* Directive
Output each line of the material exactly as it stands.

* Data shown
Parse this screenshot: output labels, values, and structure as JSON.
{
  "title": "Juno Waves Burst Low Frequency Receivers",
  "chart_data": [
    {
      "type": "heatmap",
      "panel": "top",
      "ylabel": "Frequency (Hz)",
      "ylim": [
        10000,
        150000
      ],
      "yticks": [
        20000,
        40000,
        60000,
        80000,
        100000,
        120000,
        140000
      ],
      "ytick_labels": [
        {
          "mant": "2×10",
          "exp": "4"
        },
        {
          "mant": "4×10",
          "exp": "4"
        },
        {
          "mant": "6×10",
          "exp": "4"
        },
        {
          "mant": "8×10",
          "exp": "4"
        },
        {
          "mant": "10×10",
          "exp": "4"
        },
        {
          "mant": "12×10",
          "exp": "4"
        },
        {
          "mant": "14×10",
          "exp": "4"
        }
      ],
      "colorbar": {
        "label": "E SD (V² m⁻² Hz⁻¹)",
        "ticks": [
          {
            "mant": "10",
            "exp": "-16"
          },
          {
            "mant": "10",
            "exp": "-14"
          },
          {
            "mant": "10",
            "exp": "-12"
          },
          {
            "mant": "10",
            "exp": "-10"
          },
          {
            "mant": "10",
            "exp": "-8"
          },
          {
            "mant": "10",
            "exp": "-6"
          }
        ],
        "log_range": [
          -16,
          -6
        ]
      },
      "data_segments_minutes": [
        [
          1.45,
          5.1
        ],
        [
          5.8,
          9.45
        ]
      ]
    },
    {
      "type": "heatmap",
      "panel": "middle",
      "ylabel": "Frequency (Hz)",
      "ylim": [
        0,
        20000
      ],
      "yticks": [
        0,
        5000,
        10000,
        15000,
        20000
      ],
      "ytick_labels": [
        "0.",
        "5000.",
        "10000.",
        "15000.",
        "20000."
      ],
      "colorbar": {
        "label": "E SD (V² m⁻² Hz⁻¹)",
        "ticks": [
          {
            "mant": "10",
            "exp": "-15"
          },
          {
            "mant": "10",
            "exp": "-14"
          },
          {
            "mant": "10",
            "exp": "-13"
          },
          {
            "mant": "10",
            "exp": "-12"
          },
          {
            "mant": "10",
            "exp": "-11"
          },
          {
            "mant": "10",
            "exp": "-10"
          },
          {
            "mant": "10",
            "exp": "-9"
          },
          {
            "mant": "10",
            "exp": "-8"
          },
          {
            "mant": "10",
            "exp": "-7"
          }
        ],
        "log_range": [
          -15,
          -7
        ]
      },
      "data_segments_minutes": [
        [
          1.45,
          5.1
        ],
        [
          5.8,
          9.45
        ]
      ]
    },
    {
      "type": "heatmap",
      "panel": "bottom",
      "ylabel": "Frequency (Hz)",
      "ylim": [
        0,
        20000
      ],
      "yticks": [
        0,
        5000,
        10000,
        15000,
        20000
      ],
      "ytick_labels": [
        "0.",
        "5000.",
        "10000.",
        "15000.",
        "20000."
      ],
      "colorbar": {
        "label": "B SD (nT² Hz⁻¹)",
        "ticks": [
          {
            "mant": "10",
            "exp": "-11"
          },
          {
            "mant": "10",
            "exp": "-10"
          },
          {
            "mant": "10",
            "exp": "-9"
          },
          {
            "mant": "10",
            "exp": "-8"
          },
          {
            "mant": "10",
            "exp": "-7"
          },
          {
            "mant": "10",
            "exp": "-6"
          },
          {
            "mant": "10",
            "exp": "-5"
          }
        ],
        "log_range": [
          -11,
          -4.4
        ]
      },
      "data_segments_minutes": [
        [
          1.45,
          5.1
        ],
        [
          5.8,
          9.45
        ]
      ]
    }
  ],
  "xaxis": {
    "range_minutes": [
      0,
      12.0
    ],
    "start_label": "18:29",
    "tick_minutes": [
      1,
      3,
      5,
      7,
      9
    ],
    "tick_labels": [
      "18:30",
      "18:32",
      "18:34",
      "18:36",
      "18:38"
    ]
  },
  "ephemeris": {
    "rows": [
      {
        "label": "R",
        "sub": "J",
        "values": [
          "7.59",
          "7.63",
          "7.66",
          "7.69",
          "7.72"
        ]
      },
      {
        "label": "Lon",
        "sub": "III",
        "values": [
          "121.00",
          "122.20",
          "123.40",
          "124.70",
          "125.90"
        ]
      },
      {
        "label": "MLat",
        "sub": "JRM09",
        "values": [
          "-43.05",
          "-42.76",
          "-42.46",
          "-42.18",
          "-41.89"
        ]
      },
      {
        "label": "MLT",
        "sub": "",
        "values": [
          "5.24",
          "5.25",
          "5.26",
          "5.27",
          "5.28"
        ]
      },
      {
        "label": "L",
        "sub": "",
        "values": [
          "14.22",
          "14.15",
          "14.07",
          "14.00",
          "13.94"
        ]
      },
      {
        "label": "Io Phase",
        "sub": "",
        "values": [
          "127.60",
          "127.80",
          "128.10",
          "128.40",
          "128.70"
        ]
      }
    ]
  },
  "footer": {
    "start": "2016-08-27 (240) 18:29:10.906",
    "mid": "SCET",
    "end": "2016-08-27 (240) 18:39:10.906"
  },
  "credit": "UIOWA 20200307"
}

* Right answer
Parse this screenshot: output labels, values, and structure as JSON.
{
  "title": "Juno Waves Burst Low Frequency Receivers",
  "chart_data": [
    {
      "type": "heatmap",
      "panel": "top",
      "ylabel": "Frequency (Hz)",
      "ylim": [
        10000,
        150000
      ],
      "yticks": [
        20000,
        40000,
        60000,
        80000,
        100000,
        120000,
        140000
      ],
      "ytick_labels": [
        {
          "mant": "2×10",
          "exp": "4"
        },
        {
          "mant": "4×10",
          "exp": "4"
        },
        {
          "mant": "6×10",
          "exp": "4"
        },
        {
          "mant": "8×10",
          "exp": "4"
        },
        {
          "mant": "10×10",
          "exp": "4"
        },
        {
          "mant": "12×10",
          "exp": "4"
        },
        {
          "mant": "14×10",
          "exp": "4"
        }
      ],
      "colorbar": {
        "label": "E SD (V² m⁻² Hz⁻¹)",
        "ticks": [
          {
            "mant": "10",
            "exp": "-16"
          },
          {
            "mant": "10",
            "exp": "-14"
          },
          {
            "mant": "10",
            "exp": "-12"
          },
          {
            "mant": "10",
            "exp": "-10"
          },
          {
            "mant": "10",
            "exp": "-8"
          },
          {
            "mant": "10",
            "exp": "-6"
          }
        ],
        "log_range": [
          -16,
          -6
        ]
      },
      "data_segments_minutes": [
        [
          1.45,
          5.1
        ],
        [
          5.8,
          9.45
        ]
      ]
    },
    {
      "type": "heatmap",
      "panel": "middle",
      "ylabel": "Frequency (Hz)",
      "ylim": [
        0,
        20000
      ],
      "yticks": [
        0,
        5000,
        10000,
        15000,
        20000
      ],
      "ytick_labels": [
        "0.",
        "5000.",
        "10000.",
        "15000.",
        "20000."
      ],
      "colorbar": {
        "label": "E SD (V² m⁻² Hz⁻¹)",
        "ticks": [
          {
            "mant": "10",
            "exp": "-15"
          },
          {
            "mant": "10",
            "exp": "-14"
          },
          {
            "mant": "10",
            "exp": "-13"
          },
          {
            "mant": "10",
            "exp": "-12"
          },
          {
            "mant": "10",
            "exp": "-11"
          },
          {
            "mant": "10",
            "exp": "-10"
          },
          {
            "mant": "10",
            "exp": "-9"
          },
          {
            "mant": "10",
            "exp": "-8"
          },
          {
            "mant": "10",
            "exp": "-7"
          }
        ],
        "log_range": [
          -15,
          -7
        ]
      },
      "data_segments_minutes": [
        [
          1.45,
          5.1
        ],
        [
          5.8,
          9.45
        ]
      ]
    },
    {
      "type": "heatmap",
      "panel": "bottom",
      "ylabel": "Frequency (Hz)",
      "ylim": [
        0,
        20000
      ],
      "yticks": [
        0,
        5000,
        10000,
        15000,
        20000
      ],
      "ytick_labels": [
        "0.",
        "5000.",
        "10000.",
        "15000.",
        "20000."
      ],
      "colorbar": {
        "label": "B SD (nT² Hz⁻¹)",
        "ticks": [
          {
            "mant": "10",
            "exp": "-11"
          },
          {
            "mant": "10",
            "exp": "-10"
          },
          {
            "mant": "10",
            "exp": "-9"
          },
          {
            "mant": "10",
            "exp": "-8"
          },
          {
            "mant": "10",
            "exp": "-7"
          },
          {
            "mant": "10",
            "exp": "-6"
          },
          {
            "mant": "10",
            "exp": "-5"
          }
        ],
        "log_range": [
          -11,
          -4.4
        ]
      },
      "data_segments_minutes": [
        [
          1.45,
          5.1
        ],
        [
          5.8,
          9.45
        ]
      ]
    }
  ],
  "xaxis": {
    "range_minutes": [
      0,
      12.0
    ],
    "start_label": "18:29",
    "tick_minutes": [
      1,
      3,
      5,
      7,
      9
    ],
    "tick_labels": [
      "18:30",
      "18:32",
      "18:34",
      "18:36",
      "18:38"
    ]
  },
  "ephemeris": {
    "rows": [
      {
        "label": "R",
        "sub": "J",
        "values": [
          "7.59",
          "7.63",
          "7.66",
          "7.69",
          "7.72"
        ]
      },
      {
        "label": "Lon",
        "sub": "III",
        "values": [
          "121.00",
          "122.20",
          "123.40",
          "124.70",
          "125.90"
        ]
      },
      {
        "label": "MLat",
        "sub": "JRM09",
        "values": [
          "-43.05",
          "-42.76",
          "-42.46",
          "-42.18",
          "-41.89"
        ]
      },
      {
        "label": "MLT",
        "sub": "",
        "values": [
          "5.24",
          "5.25",
          "5.26",
          "5.27",
          "5.28"
        ]
      },
      {
        "label": "L",
        "sub": "",
        "values": [
          "14.22",
          "14.15",
          "14.07",
          "14.00",
          "13.94"
        ]
      },
      {
        "label": "Io Phase",
        "sub": "",
        "values": [
          "127.60",
          "127.80",
          "128.10",
          "128.40",
          "128.70"
        ]
      }
    ]
  },
  "footer": {
    "start": "2016-08-27 (240) 18:29:10.906",
    "mid": "SCET",
    "end": "2016-08-27 (240) 18:39:10.906"
  },
  "credit": "UIOWA 20200307"
}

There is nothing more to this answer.